It would not have been necessary for Charlie Cleland to have known any of this, however, to have felt the optimism of the movement at the time.
But Khrushchev’s aggression, referred to by Charlie, to my mother, found its most famous expression in the brutal suppression of the Hungarian uprising in 1956. It was a moment that, coming swiftly on the heels of the Secret Speech, disillusioned many well-meaning British Communists, both the ideological and the merely sympathetic.
There is no evidence that Charlie Cleland ever fully abandoned his own Communist Sympathies, but neither is there any evidence that he was ever anything other than committed to the betterment of the working classes.
History, of course, has a habit of piling layer upon layer of hindsight and perspective upon the actions, opinions and motivations of men, the Churchill who took Britain back into the Gold Standard or who described Gandhi as a half-naked Fakir, is now largely forgotten, as is the Churchill who suppressed the General Strike and the slightly doddery Churchill who presided over a later peacetime government. Instead history has conferred upon Churchill a glorious legacy (one whose initial draft was essentially autobiography) as a result of his speeches and courage in 1940 to 1943. With the victory at Alamein and the arrival in force of the Americans, Churchill’s significance declines from that point, but his essential reputation is made. Churchill occupies that rare position in History as an iconic figure whose greatest achievements transcend his human errors, misjudgments and failings. It is a blessed place to occupy and is denied to most men and women.
Brilliant men such as Joseph Chamberlain, Herbert Asquith, David Lloyd George, Anthony Eden, Rab Butler, Enoch Powell, Harold Wilson, Michael Foot, Michael Heseltine, Tony Blair and Gordon Brown, have often had massive successes to look back on and glittering careers. Yet their lot is to be regarded by history as flawed, if not failed figures.
Perhaps, in time, the legacy of Margaret Thatcher will rival that of Churchill. Many view this as unlikely owing to her particularly divisive persona and political career. Critics argue with justification that Thatcher’s many triumphs did not include bringing the country together behind a single collective goal.
Yet they forget that there were many in the East End of London, in the Industrial centres of the West Midlands, the North West and North East of England and the Central Belt of Scotland, who might have admired Churchill’s qualities but did not care for his politics. Charlie Cleland was among them.
He came from a very different time from my own and our respective generations barely brushed one another, yet, while Charlie Cleland lived a very ordinary 20th Century Life, he also saw and participated in a singular way in the great debates of his time, saw firsthand the industrialised suffering wrought by man and formed sympathies and prejudices based upon his own experiences.
He was among the first generation of working class people to possess a real democratic voice in the future of his country and despite the terrible sights, sounds and smells he will have endured in Flanders, continued to exercise that right by seeking the greater empowerment and freedom of mankind.
There is innocence to that, which we lack today, but also an optimism and a sense of the power of possibility, which we would do well to emulate. And if history now judges his sympathies to be misplaced, it does not disguise the fact that his fight, was an honourable one.

Extracted entries:
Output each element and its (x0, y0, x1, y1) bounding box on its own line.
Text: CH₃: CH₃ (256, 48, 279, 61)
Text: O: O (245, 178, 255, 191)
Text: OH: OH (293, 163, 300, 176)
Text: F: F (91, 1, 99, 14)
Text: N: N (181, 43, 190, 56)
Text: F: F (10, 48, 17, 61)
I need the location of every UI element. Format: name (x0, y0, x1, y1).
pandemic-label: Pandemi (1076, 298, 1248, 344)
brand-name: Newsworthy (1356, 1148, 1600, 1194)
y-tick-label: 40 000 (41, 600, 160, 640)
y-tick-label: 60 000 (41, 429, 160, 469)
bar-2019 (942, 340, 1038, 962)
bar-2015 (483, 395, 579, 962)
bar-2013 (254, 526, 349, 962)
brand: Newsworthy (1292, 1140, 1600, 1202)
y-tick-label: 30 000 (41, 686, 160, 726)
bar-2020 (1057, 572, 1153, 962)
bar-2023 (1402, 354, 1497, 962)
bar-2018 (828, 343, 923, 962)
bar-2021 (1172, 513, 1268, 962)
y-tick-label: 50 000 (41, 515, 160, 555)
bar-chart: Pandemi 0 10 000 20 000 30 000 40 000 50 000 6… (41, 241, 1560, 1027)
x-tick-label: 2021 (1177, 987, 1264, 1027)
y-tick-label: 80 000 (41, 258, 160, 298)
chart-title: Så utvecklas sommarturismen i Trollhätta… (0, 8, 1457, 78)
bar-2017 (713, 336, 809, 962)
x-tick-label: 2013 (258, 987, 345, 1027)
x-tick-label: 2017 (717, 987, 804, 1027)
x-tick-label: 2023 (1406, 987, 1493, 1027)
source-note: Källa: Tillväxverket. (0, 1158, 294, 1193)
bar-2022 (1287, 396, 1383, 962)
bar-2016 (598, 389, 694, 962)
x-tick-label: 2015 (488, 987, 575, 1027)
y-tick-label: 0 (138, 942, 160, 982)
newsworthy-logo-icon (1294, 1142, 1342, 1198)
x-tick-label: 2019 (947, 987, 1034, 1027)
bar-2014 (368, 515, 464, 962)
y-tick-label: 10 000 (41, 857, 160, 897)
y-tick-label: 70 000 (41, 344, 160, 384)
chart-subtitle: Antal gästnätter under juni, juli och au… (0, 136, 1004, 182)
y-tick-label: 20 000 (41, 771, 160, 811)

Work order:
Reproduce the passage of the essay on Charlie Cleland starting with "He was among" and going on through "freedom of mankind.". The data has no connection to the essay on Charlie Cleland.

Final answer:
He was among the first generation of working class people to possess a real democratic voice in the future of his country and despite the terrible sights, sounds and smells he will have endured in Flanders, continued to exercise that right by seeking the greater empowerment and freedom of mankind.